## Data shown
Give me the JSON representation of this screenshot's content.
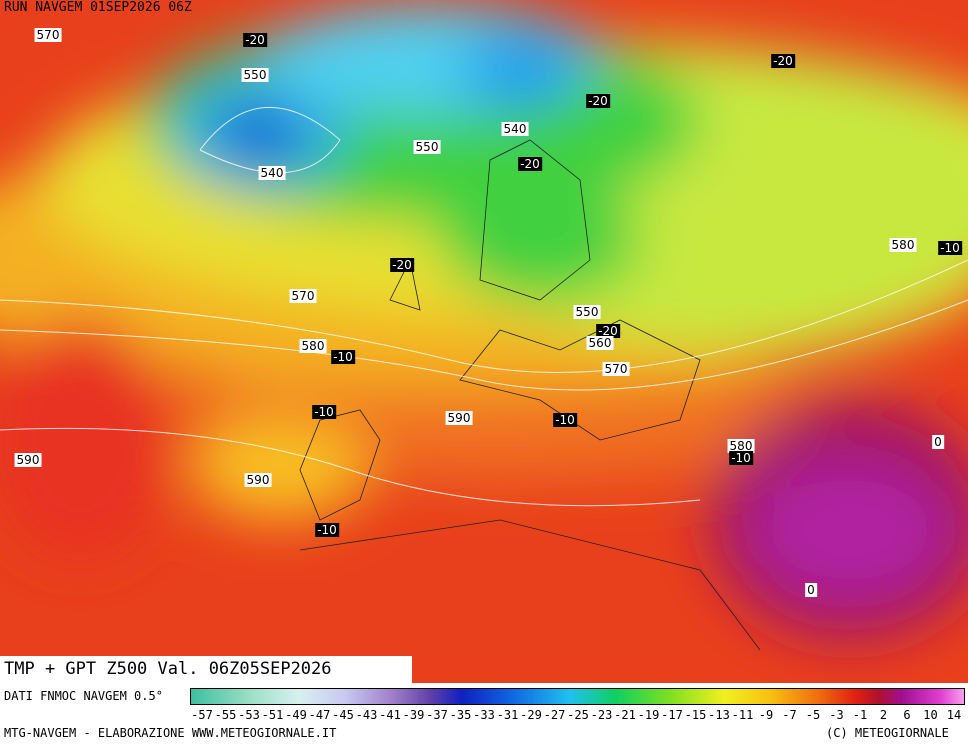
{
  "header": {
    "run": "RUN NAVGEM 01SEP2026 06Z"
  },
  "contour_labels": [
    570,
    -20,
    550,
    -20,
    -20,
    540,
    550,
    -20,
    540,
    580,
    -10,
    -20,
    570,
    550,
    -20,
    560,
    580,
    -10,
    570,
    -10,
    590,
    -10,
    0,
    580,
    -10,
    590,
    590,
    -10,
    0
  ],
  "map_title": "TMP + GPT Z500 Val. 06Z05SEP2026",
  "legend": {
    "source": "DATI FNMOC NAVGEM 0.5°",
    "labels": [
      -57,
      -55,
      -53,
      -51,
      -49,
      -47,
      -45,
      -43,
      -41,
      -39,
      -37,
      -35,
      -33,
      -31,
      -29,
      -27,
      -25,
      -23,
      -21,
      -19,
      -17,
      -15,
      -13,
      -11,
      -9,
      -7,
      -5,
      -3,
      -1,
      2,
      6,
      10,
      14
    ]
  },
  "footer": {
    "left": "MTG-NAVGEM - ELABORAZIONE WWW.METEOGIORNALE.IT",
    "right": "(C) METEOGIORNALE"
  }
}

## The exercise
An exact transcription of all the entries is required, without the pictures.

## Exercise response
Give me the JSON representation of this screenshot's content.
{
  "header": {
    "run": "RUN NAVGEM 01SEP2026 06Z"
  },
  "contour_labels": [
    570,
    -20,
    550,
    -20,
    -20,
    540,
    550,
    -20,
    540,
    580,
    -10,
    -20,
    570,
    550,
    -20,
    560,
    580,
    -10,
    570,
    -10,
    590,
    -10,
    0,
    580,
    -10,
    590,
    590,
    -10,
    0
  ],
  "map_title": "TMP + GPT Z500 Val. 06Z05SEP2026",
  "legend": {
    "source": "DATI FNMOC NAVGEM 0.5°",
    "labels": [
      -57,
      -55,
      -53,
      -51,
      -49,
      -47,
      -45,
      -43,
      -41,
      -39,
      -37,
      -35,
      -33,
      -31,
      -29,
      -27,
      -25,
      -23,
      -21,
      -19,
      -17,
      -15,
      -13,
      -11,
      -9,
      -7,
      -5,
      -3,
      -1,
      2,
      6,
      10,
      14
    ]
  },
  "footer": {
    "left": "MTG-NAVGEM - ELABORAZIONE WWW.METEOGIORNALE.IT",
    "right": "(C) METEOGIORNALE"
  }
}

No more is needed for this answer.